=== Records for processing ===

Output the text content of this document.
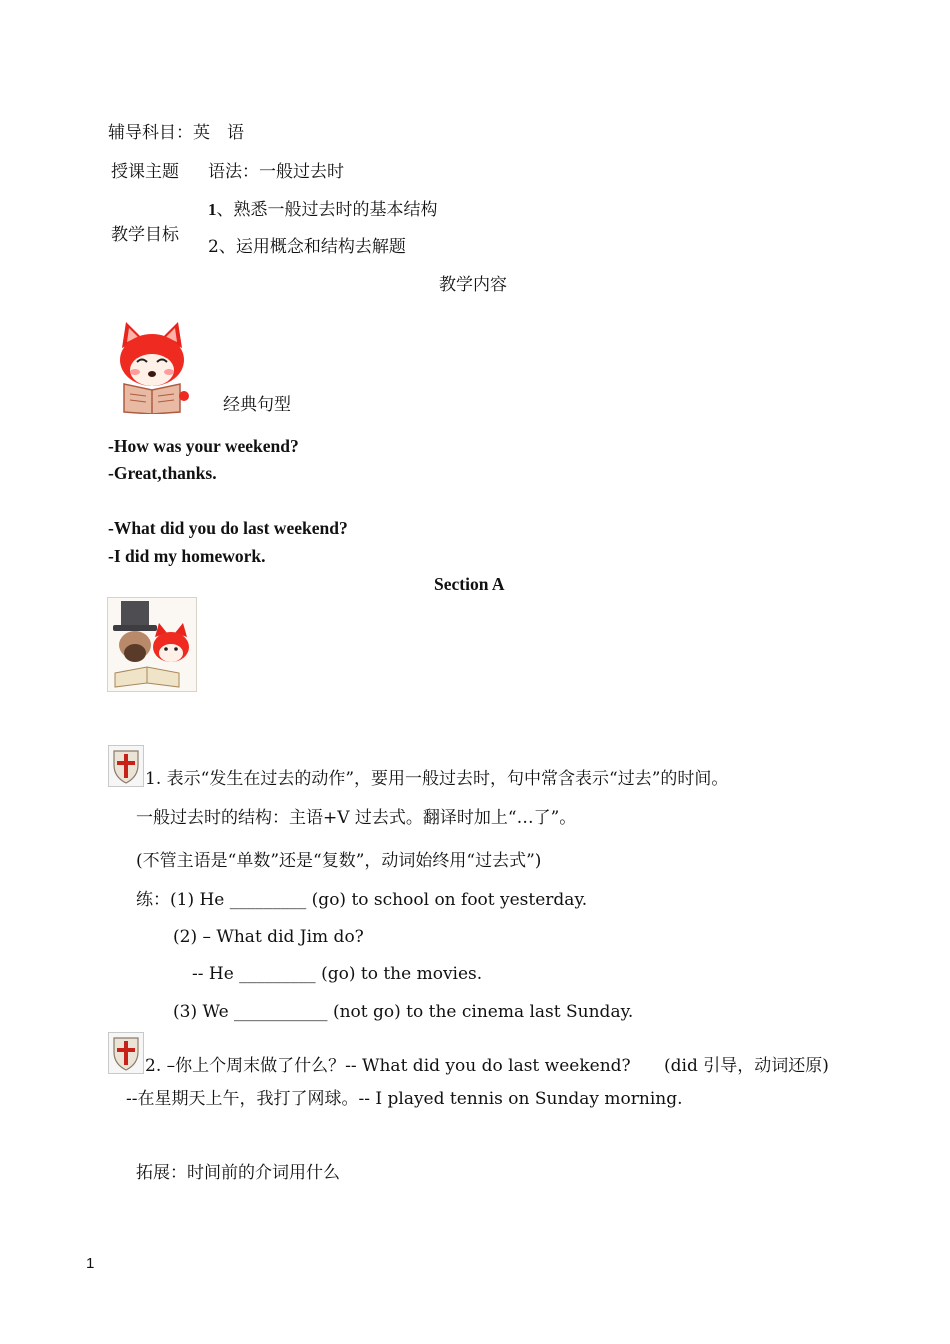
辅导科目：英　语
授课主题 语法：一般过去时
教学目标
1、熟悉一般过去时的基本结构
2、运用概念和结构去解题
教学内容
经典句型
-How was your weekend?
-Great,thanks.
-What did you do last weekend?
-I did my homework.
Section A
1. 表示“发生在过去的动作”，要用一般过去时，句中常含表示“过去”的时间。
一般过去时的结构：主语+V 过去式。翻译时加上“…了”。
(不管主语是“单数”还是“复数”，动词始终用“过去式”)
练：(1) He _________ (go) to school on foot yesterday.
(2) – What did Jim do?
-- He _________ (go) to the movies.
(3) We ___________ (not go) to the cinema last Sunday.
2. –你上个周末做了什么？-- What did you do last weekend? (did 引导，动词还原)
--在星期天上午，我打了网球。-- I played tennis on Sunday morning.
拓展：时间前的介词用什么
1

===

▶ Task instructions
Strip out the pictures and quote the remaining data word for word.

▶ Finished exercise
Output the text content of this document.
辅导科目：英　语
授课主题 语法：一般过去时
教学目标
1、熟悉一般过去时的基本结构
2、运用概念和结构去解题
教学内容
经典句型
-How was your weekend?
-Great,thanks.
-What did you do last weekend?
-I did my homework.
Section A
1. 表示“发生在过去的动作”，要用一般过去时，句中常含表示“过去”的时间。
一般过去时的结构：主语+V 过去式。翻译时加上“…了”。
(不管主语是“单数”还是“复数”，动词始终用“过去式”)
练：(1) He _________ (go) to school on foot yesterday.
(2) – What did Jim do?
-- He _________ (go) to the movies.
(3) We ___________ (not go) to the cinema last Sunday.
2. –你上个周末做了什么？-- What did you do last weekend? (did 引导，动词还原)
--在星期天上午，我打了网球。-- I played tennis on Sunday morning.
拓展：时间前的介词用什么
1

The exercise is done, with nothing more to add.